Work instructions – How many lines in the records below contain the word "stelpan"? Answer with the number alone.

Records to use –
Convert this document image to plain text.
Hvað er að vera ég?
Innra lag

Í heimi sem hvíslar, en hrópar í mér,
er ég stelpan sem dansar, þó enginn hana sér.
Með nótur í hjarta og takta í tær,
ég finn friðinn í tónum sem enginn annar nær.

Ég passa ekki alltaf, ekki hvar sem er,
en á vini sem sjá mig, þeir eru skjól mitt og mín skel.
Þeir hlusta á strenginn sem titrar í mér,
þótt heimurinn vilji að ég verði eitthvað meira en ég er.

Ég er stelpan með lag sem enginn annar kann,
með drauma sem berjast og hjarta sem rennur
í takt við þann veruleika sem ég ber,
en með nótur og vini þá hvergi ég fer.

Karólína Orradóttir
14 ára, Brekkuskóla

Response – 2